begin Records to use

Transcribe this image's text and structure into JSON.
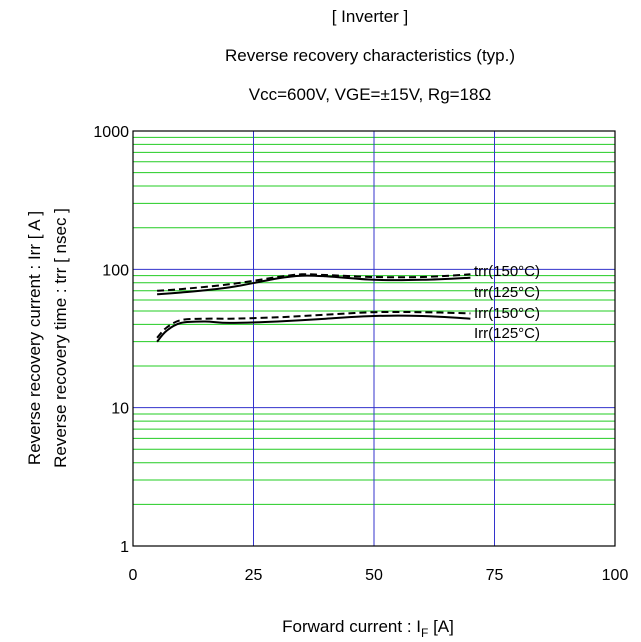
{
  "chart_data": {
    "type": "line",
    "title": [
      "[ Inverter ]",
      "Reverse recovery characteristics  (typ.)",
      "Vcc=600V,   VGE=±15V,   Rg=18Ω"
    ],
    "xlabel": "Forward current : I",
    "xlabel_sub": "F",
    "xlabel_suffix": " [A]",
    "ylabel": [
      "Reverse recovery current  :  Irr  [ A ]",
      "Reverse recovery time  :  trr  [ nsec ]"
    ],
    "xlim": [
      0,
      100
    ],
    "ylim": [
      1,
      1000
    ],
    "yscale": "log",
    "grid": true,
    "x_ticks": [
      0,
      25,
      50,
      75,
      100
    ],
    "x_tick_labels": [
      "0",
      "25",
      "50",
      "75",
      "100"
    ],
    "y_ticks": [
      1,
      10,
      100,
      1000
    ],
    "y_tick_labels": [
      "1",
      "10",
      "100",
      "1000"
    ],
    "series": [
      {
        "name": "trr(150°C)",
        "style": "dashed",
        "x": [
          5,
          10,
          20,
          30,
          35,
          40,
          50,
          60,
          70
        ],
        "y": [
          70,
          72,
          78,
          88,
          92,
          91,
          88,
          88,
          92
        ]
      },
      {
        "name": "trr(125°C)",
        "style": "solid",
        "x": [
          5,
          10,
          20,
          30,
          35,
          40,
          50,
          60,
          70
        ],
        "y": [
          66,
          68,
          74,
          86,
          90,
          89,
          84,
          84,
          87
        ]
      },
      {
        "name": "Irr(150°C)",
        "style": "dashed",
        "x": [
          5,
          7,
          10,
          15,
          20,
          30,
          40,
          50,
          60,
          70
        ],
        "y": [
          32,
          38,
          43,
          44,
          44,
          45,
          47,
          49,
          49,
          48
        ]
      },
      {
        "name": "Irr(125°C)",
        "style": "solid",
        "x": [
          5,
          7,
          10,
          15,
          20,
          30,
          40,
          50,
          60,
          70
        ],
        "y": [
          30,
          36,
          41,
          42,
          41,
          42,
          44,
          46,
          46,
          44
        ]
      }
    ],
    "colors": {
      "major_grid": "#3333cc",
      "minor_grid": "#22cc22",
      "frame": "#000000",
      "line": "#000000"
    }
  }
}
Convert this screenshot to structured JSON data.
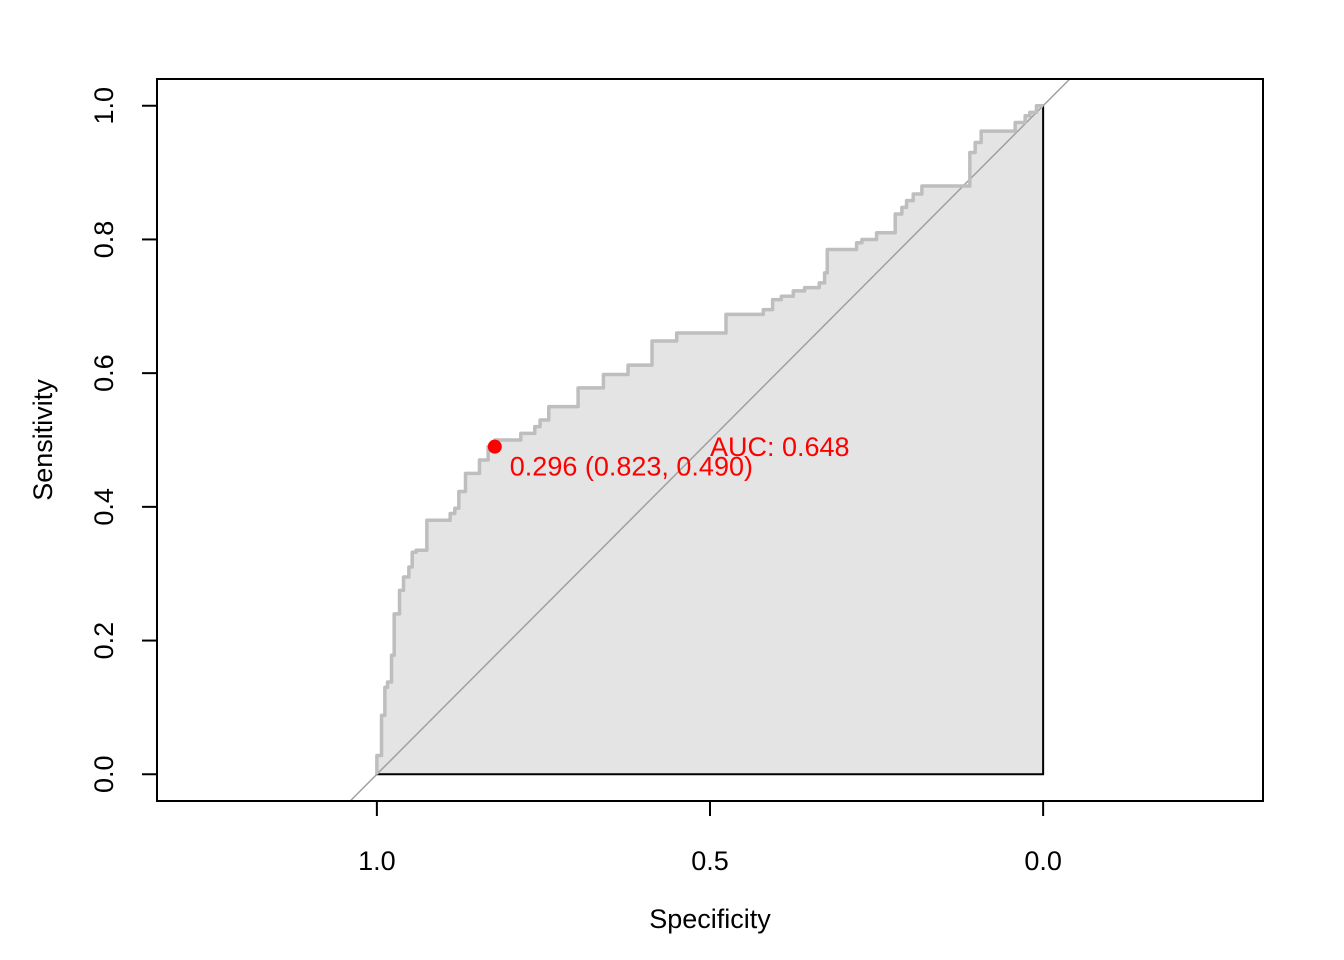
{
  "chart_data": {
    "type": "line",
    "xlabel": "Specificity",
    "ylabel": "Sensitivity",
    "x_reversed": true,
    "xlim": [
      1.33,
      -0.33
    ],
    "ylim": [
      -0.04,
      1.04
    ],
    "x_ticks": [
      1.0,
      0.5,
      0.0
    ],
    "x_tick_labels": [
      "1.0",
      "0.5",
      "0.0"
    ],
    "y_ticks": [
      0.0,
      0.2,
      0.4,
      0.6,
      0.8,
      1.0
    ],
    "y_tick_labels": [
      "0.0",
      "0.2",
      "0.4",
      "0.6",
      "0.8",
      "1.0"
    ],
    "grid": false,
    "auc_polygon_fill": "#e4e4e4",
    "curve_color": "#bebebe",
    "diagonal_color": "#a0a0a0",
    "annotation_color": "#ff0000",
    "series": [
      {
        "specificity": [
          1.0,
          1.0,
          0.993,
          0.993,
          0.988,
          0.988,
          0.984,
          0.984,
          0.978,
          0.978,
          0.974,
          0.974,
          0.966,
          0.966,
          0.96,
          0.96,
          0.952,
          0.952,
          0.947,
          0.947,
          0.941,
          0.941,
          0.937,
          0.937,
          0.925,
          0.925,
          0.89,
          0.89,
          0.883,
          0.883,
          0.877,
          0.877,
          0.867,
          0.867,
          0.846,
          0.846,
          0.833,
          0.833,
          0.823,
          0.823,
          0.784,
          0.784,
          0.763,
          0.763,
          0.755,
          0.755,
          0.742,
          0.742,
          0.698,
          0.698,
          0.66,
          0.66,
          0.623,
          0.623,
          0.587,
          0.587,
          0.55,
          0.55,
          0.476,
          0.476,
          0.42,
          0.42,
          0.406,
          0.406,
          0.393,
          0.393,
          0.375,
          0.375,
          0.358,
          0.358,
          0.336,
          0.336,
          0.328,
          0.328,
          0.324,
          0.324,
          0.318,
          0.318,
          0.28,
          0.28,
          0.272,
          0.272,
          0.25,
          0.25,
          0.222,
          0.222,
          0.212,
          0.212,
          0.205,
          0.205,
          0.195,
          0.195,
          0.182,
          0.182,
          0.11,
          0.11,
          0.102,
          0.102,
          0.093,
          0.093,
          0.042,
          0.042,
          0.027,
          0.027,
          0.02,
          0.02,
          0.01,
          0.01,
          0.0
        ],
        "sensitivity": [
          0.0,
          0.028,
          0.028,
          0.088,
          0.088,
          0.13,
          0.13,
          0.138,
          0.138,
          0.178,
          0.178,
          0.24,
          0.24,
          0.275,
          0.275,
          0.295,
          0.295,
          0.31,
          0.31,
          0.332,
          0.332,
          0.335,
          0.335,
          0.335,
          0.335,
          0.38,
          0.38,
          0.39,
          0.39,
          0.398,
          0.398,
          0.423,
          0.423,
          0.45,
          0.45,
          0.47,
          0.47,
          0.49,
          0.49,
          0.5,
          0.5,
          0.51,
          0.51,
          0.52,
          0.52,
          0.53,
          0.53,
          0.55,
          0.55,
          0.578,
          0.578,
          0.598,
          0.598,
          0.612,
          0.612,
          0.648,
          0.648,
          0.66,
          0.66,
          0.688,
          0.688,
          0.695,
          0.695,
          0.71,
          0.71,
          0.715,
          0.715,
          0.723,
          0.723,
          0.728,
          0.728,
          0.735,
          0.735,
          0.75,
          0.75,
          0.785,
          0.785,
          0.785,
          0.785,
          0.795,
          0.795,
          0.8,
          0.8,
          0.81,
          0.81,
          0.838,
          0.838,
          0.848,
          0.848,
          0.858,
          0.858,
          0.868,
          0.868,
          0.88,
          0.88,
          0.93,
          0.93,
          0.945,
          0.945,
          0.962,
          0.962,
          0.975,
          0.975,
          0.985,
          0.985,
          0.99,
          0.99,
          1.0,
          1.0
        ]
      }
    ],
    "best_threshold_point": {
      "specificity": 0.823,
      "sensitivity": 0.49
    },
    "annotations": {
      "threshold_label": "0.296 (0.823, 0.490)",
      "auc_label": "AUC: 0.648"
    }
  }
}
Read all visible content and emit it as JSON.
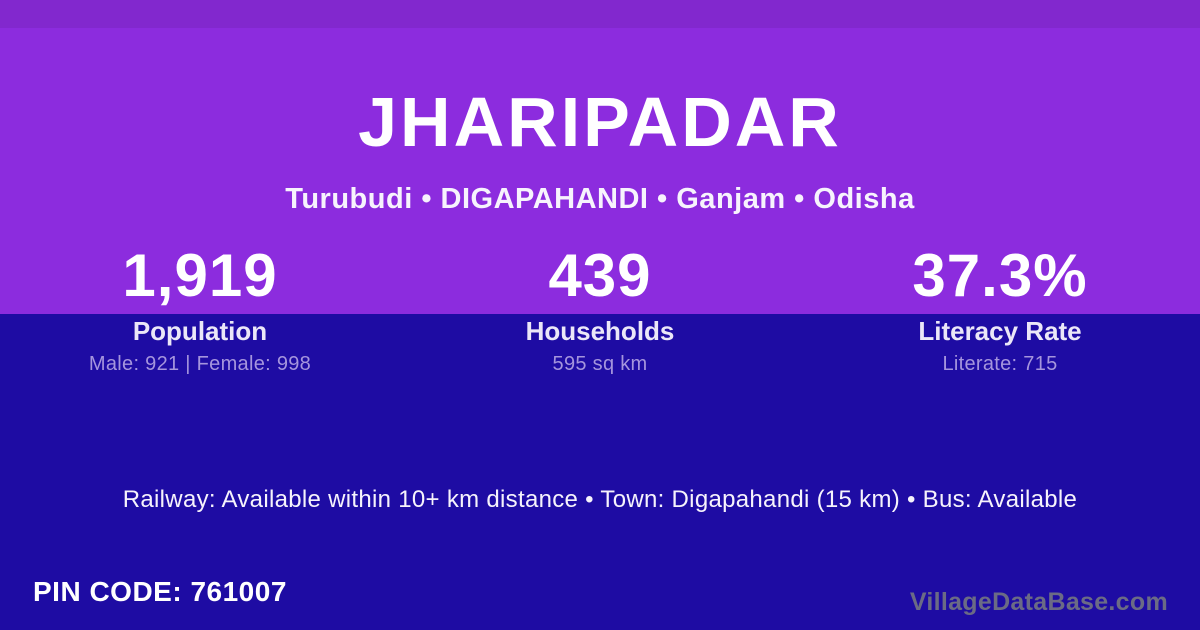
{
  "card": {
    "title": "JHARIPADAR",
    "breadcrumb": "Turubudi • DIGAPAHANDI • Ganjam • Odisha",
    "stats": [
      {
        "value": "1,919",
        "label": "Population",
        "detail": "Male: 921 | Female: 998"
      },
      {
        "value": "439",
        "label": "Households",
        "detail": "595 sq km"
      },
      {
        "value": "37.3%",
        "label": "Literacy Rate",
        "detail": "Literate: 715"
      }
    ],
    "transport_line": "Railway: Available within 10+ km distance  •  Town: Digapahandi (15 km)  •  Bus: Available",
    "pin_code": "PIN CODE: 761007",
    "watermark": "VillageDataBase.com",
    "colors": {
      "top_background": "#8C2CDE",
      "bottom_background": "#1E0CA3",
      "primary_text": "#FFFFFF",
      "muted_text": "#A595DD",
      "watermark_text": "#6B6B85"
    }
  }
}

end Records to use

• _What the task asks_
Exactly as written, give again every line from the one containing "Read all visible content and emit it as JSON." through the last line of the material, both included, with the pictures left out.

• _Result_
Read all visible content and emit it as JSON.
{
  "card": {
    "title": "JHARIPADAR",
    "breadcrumb": "Turubudi • DIGAPAHANDI • Ganjam • Odisha",
    "stats": [
      {
        "value": "1,919",
        "label": "Population",
        "detail": "Male: 921 | Female: 998"
      },
      {
        "value": "439",
        "label": "Households",
        "detail": "595 sq km"
      },
      {
        "value": "37.3%",
        "label": "Literacy Rate",
        "detail": "Literate: 715"
      }
    ],
    "transport_line": "Railway: Available within 10+ km distance  •  Town: Digapahandi (15 km)  •  Bus: Available",
    "pin_code": "PIN CODE: 761007",
    "watermark": "VillageDataBase.com",
    "colors": {
      "top_background": "#8C2CDE",
      "bottom_background": "#1E0CA3",
      "primary_text": "#FFFFFF",
      "muted_text": "#A595DD",
      "watermark_text": "#6B6B85"
    }
  }
}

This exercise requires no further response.